Supplied passage:
This is not to say that the court can take other than “a measured approach when addressing a
request for collective action certification, mindful of the potential burden associated with
defending against an FLSA claim involving a broadly defined collective group of plaintiffs.”
Colozzi v. St. Joseph’s Hosp., 595 F. Supp. 2d 200, 207 (N.D.N.Y. 2009). While this is a
concern that will be addressed in discovery, the determination of whether the members of the
class are in fact similarly situated must await discovery where a more “stringent factual
determination” must be made in order for the lawsuit to continue. Lynch, 491 F. Supp. 2d at 368;
see also Myers v. Hertz Corp., 624 F.3d 537, 555 (2d Cir. 2010), cert. denied, 132 S. Ct. 368
(2011) (“The action may be ‘de-certified’ if the record reveals that they are not [similarly
situated], and the opt-in plaintiffs’ claims may be dismissed without prejudice.”).

Supplied data:
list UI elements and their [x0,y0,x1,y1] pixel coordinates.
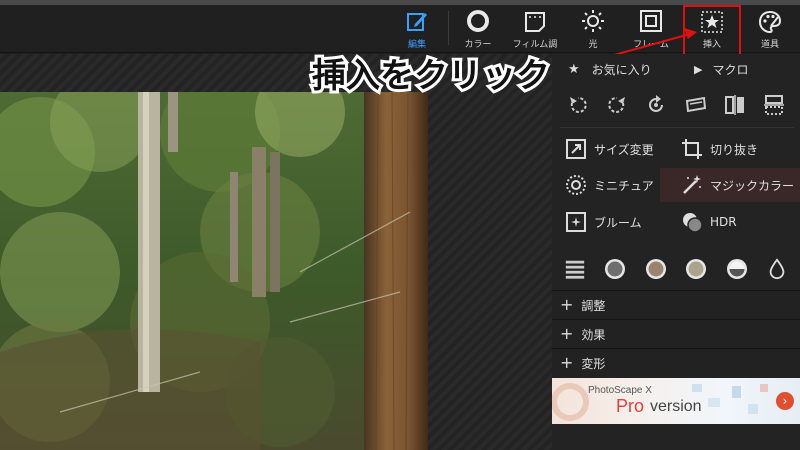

Task brief: Reproduce the passage on certifying an FLSA collective action word for word, from its first sentence to its last. The data plays no part in this work.

Solution below:
This is not to say that the court can take other than “a measured approach when addressing a
request for collective action certification, mindful of the potential burden associated with
defending against an FLSA claim involving a broadly defined collective group of plaintiffs.”
Colozzi v. St. Joseph’s Hosp., 595 F. Supp. 2d 200, 207 (N.D.N.Y. 2009). While this is a
concern that will be addressed in discovery, the determination of whether the members of the
class are in fact similarly situated must await discovery where a more “stringent factual
determination” must be made in order for the lawsuit to continue. Lynch, 491 F. Supp. 2d at 368;
see also Myers v. Hertz Corp., 624 F.3d 537, 555 (2d Cir. 2010), cert. denied, 132 S. Ct. 368
(2011) (“The action may be ‘de-certified’ if the record reveals that they are not [similarly
situated], and the opt-in plaintiffs’ claims may be dismissed without prejudice.”).